Without including any images, repeat the data exactly.

--- Provided data ---

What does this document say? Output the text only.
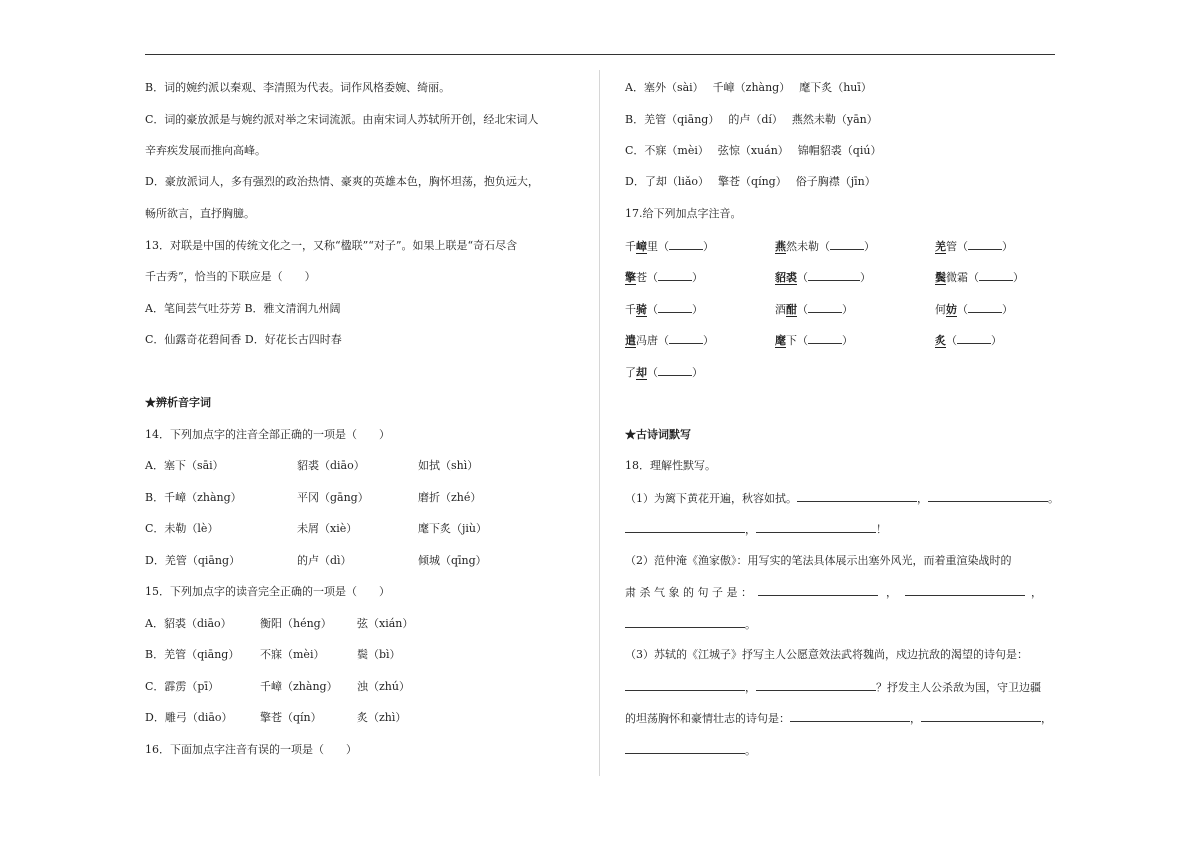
B．词的婉约派以秦观、李清照为代表。词作风格委婉、绮丽。
C．词的豪放派是与婉约派对举之宋词流派。由南宋词人苏轼所开创，经北宋词人
辛弃疾发展而推向高峰。
D．豪放派词人，多有强烈的政治热情、豪爽的英雄本色，胸怀坦荡，抱负远大，
畅所欲言，直抒胸臆。
13．对联是中国的传统文化之一，又称“楹联”“对子”。如果上联是“奇石尽含
千古秀”，恰当的下联应是（　　）
A．笔间芸气吐芬芳 B．雅文清润九州阔
C．仙露奇花碧间香 D．好花长古四时春
★辨析音字词
14．下列加点字的注音全部正确的一项是（　　）
A．塞下（sāi）	貂裘（diāo）	如拭（shì）
B．千嶂（zhàng）	平冈（gāng）	磨折（zhé）
C．未勒（lè）	未屑（xiè）	麾下炙（jiù）
D．羌管（qiāng）	的卢（dì）	倾城（qīng）
15．下列加点字的读音完全正确的一项是（　　）
A．貂裘（diāo）	衡阳（héng） 弦（xián）
B．羌管（qiāng） 不寐（mèi）	鬓（bì）
C．霹雳（pī）	千嶂（zhàng） 浊（zhú）
D．雕弓（diāo） 擎苍（qín）	炙（zhì）
16．下面加点字注音有误的一项是（　　）
A．塞外（sài）　 千嶂（zhàng）　 麾下炙（huī）
B．羌管（qiāng）　 的卢（dí）　 燕然未勒（yān）
C．不寐（mèi）　 弦惊（xuán）　 锦帽貂裘（qiú）
D．了却（liǎo）　 擎苍（qíng）　 俗子胸襟（jīn）
17.给下列加点字注音。
千嶂里（	）	燕然未勒（	）	羌管（	）
擎苍（	）	貂裘（	）	鬓微霜（	）
千骑（	）	酒酣（	）	何妨（	）
遣冯唐（	）	麾下（	）	炙（	）
了却（	）
★古诗词默写
18．理解性默写。
（1）为篱下黄花开遍，秋容如拭。	，	。
，	！
（2）范仲淹《渔家傲》：用写实的笔法具体展示出塞外风光，而着重渲染战时的
肃 杀 气 象 的 句 子 是 ：	，	，
。
（3）苏轼的《江城子》抒写主人公愿意效法武将魏尚，戍边抗敌的渴望的诗句是：
，	？抒发主人公杀敌为国，守卫边疆
的坦荡胸怀和豪情壮志的诗句是：	，	，
。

---

*Full solution*:
What does this document say? Output the text only.
B．词的婉约派以秦观、李清照为代表。词作风格委婉、绮丽。
C．词的豪放派是与婉约派对举之宋词流派。由南宋词人苏轼所开创，经北宋词人
辛弃疾发展而推向高峰。
D．豪放派词人，多有强烈的政治热情、豪爽的英雄本色，胸怀坦荡，抱负远大，
畅所欲言，直抒胸臆。
13．对联是中国的传统文化之一，又称“楹联”“对子”。如果上联是“奇石尽含
千古秀”，恰当的下联应是（　　）
A．笔间芸气吐芬芳 B．雅文清润九州阔
C．仙露奇花碧间香 D．好花长古四时春
★辨析音字词
14．下列加点字的注音全部正确的一项是（　　）
A．塞下（sāi）	貂裘（diāo）	如拭（shì）
B．千嶂（zhàng）	平冈（gāng）	磨折（zhé）
C．未勒（lè）	未屑（xiè）	麾下炙（jiù）
D．羌管（qiāng）	的卢（dì）	倾城（qīng）
15．下列加点字的读音完全正确的一项是（　　）
A．貂裘（diāo）	衡阳（héng） 弦（xián）
B．羌管（qiāng） 不寐（mèi）	鬓（bì）
C．霹雳（pī）	千嶂（zhàng） 浊（zhú）
D．雕弓（diāo） 擎苍（qín）	炙（zhì）
16．下面加点字注音有误的一项是（　　）
A．塞外（sài）　 千嶂（zhàng）　 麾下炙（huī）
B．羌管（qiāng）　 的卢（dí）　 燕然未勒（yān）
C．不寐（mèi）　 弦惊（xuán）　 锦帽貂裘（qiú）
D．了却（liǎo）　 擎苍（qíng）　 俗子胸襟（jīn）
17.给下列加点字注音。
千嶂里（	）	燕然未勒（	）	羌管（	）
擎苍（	）	貂裘（	）	鬓微霜（	）
千骑（	）	酒酣（	）	何妨（	）
遣冯唐（	）	麾下（	）	炙（	）
了却（	）
★古诗词默写
18．理解性默写。
（1）为篱下黄花开遍，秋容如拭。	，	。
，	！
（2）范仲淹《渔家傲》：用写实的笔法具体展示出塞外风光，而着重渲染战时的
肃 杀 气 象 的 句 子 是 ：	，	，
。
（3）苏轼的《江城子》抒写主人公愿意效法武将魏尚，戍边抗敌的渴望的诗句是：
，	？抒发主人公杀敌为国，守卫边疆
的坦荡胸怀和豪情壮志的诗句是：	，	，
。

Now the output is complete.